Repeat the records below exactly as they appear.

───── MATERIAL FOR THIS EXERCISE ─────

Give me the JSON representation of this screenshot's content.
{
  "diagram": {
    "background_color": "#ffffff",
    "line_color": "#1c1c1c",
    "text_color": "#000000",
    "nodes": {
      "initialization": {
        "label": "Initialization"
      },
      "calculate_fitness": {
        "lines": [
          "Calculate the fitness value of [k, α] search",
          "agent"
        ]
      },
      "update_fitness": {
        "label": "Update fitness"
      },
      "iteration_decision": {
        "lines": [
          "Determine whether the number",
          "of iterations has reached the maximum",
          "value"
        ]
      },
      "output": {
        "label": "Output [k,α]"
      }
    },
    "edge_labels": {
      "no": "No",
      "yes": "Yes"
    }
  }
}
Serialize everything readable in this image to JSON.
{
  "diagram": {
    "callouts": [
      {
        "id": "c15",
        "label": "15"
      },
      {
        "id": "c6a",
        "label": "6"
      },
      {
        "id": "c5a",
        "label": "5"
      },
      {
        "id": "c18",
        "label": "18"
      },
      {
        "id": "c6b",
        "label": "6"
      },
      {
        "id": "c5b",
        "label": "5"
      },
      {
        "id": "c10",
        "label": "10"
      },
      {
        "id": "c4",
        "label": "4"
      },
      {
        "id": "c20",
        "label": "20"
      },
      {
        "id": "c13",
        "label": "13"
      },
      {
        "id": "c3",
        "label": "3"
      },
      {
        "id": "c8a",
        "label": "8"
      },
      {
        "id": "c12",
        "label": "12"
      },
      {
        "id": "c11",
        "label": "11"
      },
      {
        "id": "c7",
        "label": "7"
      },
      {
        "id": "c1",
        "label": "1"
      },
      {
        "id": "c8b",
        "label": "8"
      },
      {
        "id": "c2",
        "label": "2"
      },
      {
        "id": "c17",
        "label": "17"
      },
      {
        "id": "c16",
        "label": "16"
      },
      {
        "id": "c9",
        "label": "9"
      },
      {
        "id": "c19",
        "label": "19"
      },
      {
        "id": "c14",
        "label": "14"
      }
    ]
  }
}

─────

RESULT ->
Give me the JSON representation of this screenshot's content.
{
  "diagram": {
    "background_color": "#ffffff",
    "line_color": "#1c1c1c",
    "text_color": "#000000",
    "nodes": {
      "initialization": {
        "label": "Initialization"
      },
      "calculate_fitness": {
        "lines": [
          "Calculate the fitness value of [k, α] search",
          "agent"
        ]
      },
      "update_fitness": {
        "label": "Update fitness"
      },
      "iteration_decision": {
        "lines": [
          "Determine whether the number",
          "of iterations has reached the maximum",
          "value"
        ]
      },
      "output": {
        "label": "Output [k,α]"
      }
    },
    "edge_labels": {
      "no": "No",
      "yes": "Yes"
    }
  }
}
Serialize everything readable in this image to JSON.
{
  "diagram": {
    "callouts": [
      {
        "id": "c15",
        "label": "15"
      },
      {
        "id": "c6a",
        "label": "6"
      },
      {
        "id": "c5a",
        "label": "5"
      },
      {
        "id": "c18",
        "label": "18"
      },
      {
        "id": "c6b",
        "label": "6"
      },
      {
        "id": "c5b",
        "label": "5"
      },
      {
        "id": "c10",
        "label": "10"
      },
      {
        "id": "c4",
        "label": "4"
      },
      {
        "id": "c20",
        "label": "20"
      },
      {
        "id": "c13",
        "label": "13"
      },
      {
        "id": "c3",
        "label": "3"
      },
      {
        "id": "c8a",
        "label": "8"
      },
      {
        "id": "c12",
        "label": "12"
      },
      {
        "id": "c11",
        "label": "11"
      },
      {
        "id": "c7",
        "label": "7"
      },
      {
        "id": "c1",
        "label": "1"
      },
      {
        "id": "c8b",
        "label": "8"
      },
      {
        "id": "c2",
        "label": "2"
      },
      {
        "id": "c17",
        "label": "17"
      },
      {
        "id": "c16",
        "label": "16"
      },
      {
        "id": "c9",
        "label": "9"
      },
      {
        "id": "c19",
        "label": "19"
      },
      {
        "id": "c14",
        "label": "14"
      }
    ]
  }
}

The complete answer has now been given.